--- START OF RECORDS SHOWN ---

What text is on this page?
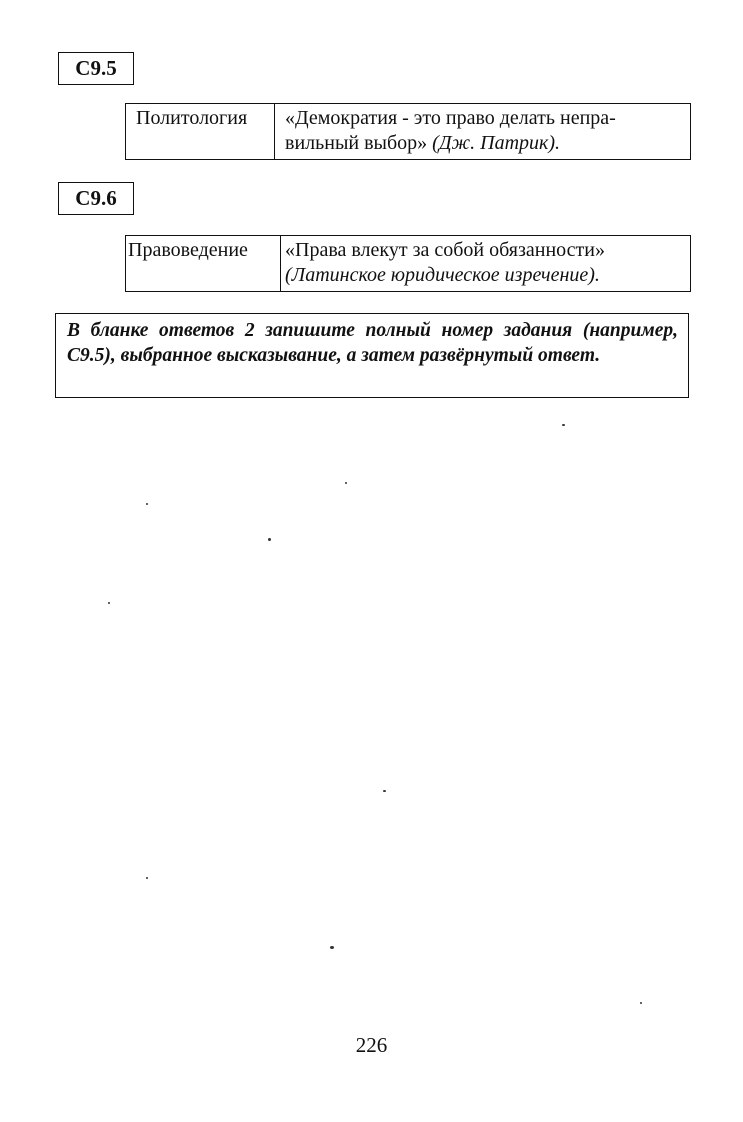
С9.5
Политология	«Демократия - это право делать непра-
вильный выбор» (Дж. Патрик).
С9.6
Правоведение	«Права влекут за собой обязанности»
(Латинское юридическое изречение).
В бланке ответов 2 запишите полный номер задания (например, С9.5), выбранное высказывание, а затем развёрнутый ответ.
226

--- END OF RECORDS SHOWN ---

REQUEST — Generate a word-for-word copy of the preceding records, excluding all pictures.

TASK RESULT —
What text is on this page?
С9.5
Политология	«Демократия - это право делать непра-
вильный выбор» (Дж. Патрик).
С9.6
Правоведение	«Права влекут за собой обязанности»
(Латинское юридическое изречение).
В бланке ответов 2 запишите полный номер задания (например, С9.5), выбранное высказывание, а затем развёрнутый ответ.
226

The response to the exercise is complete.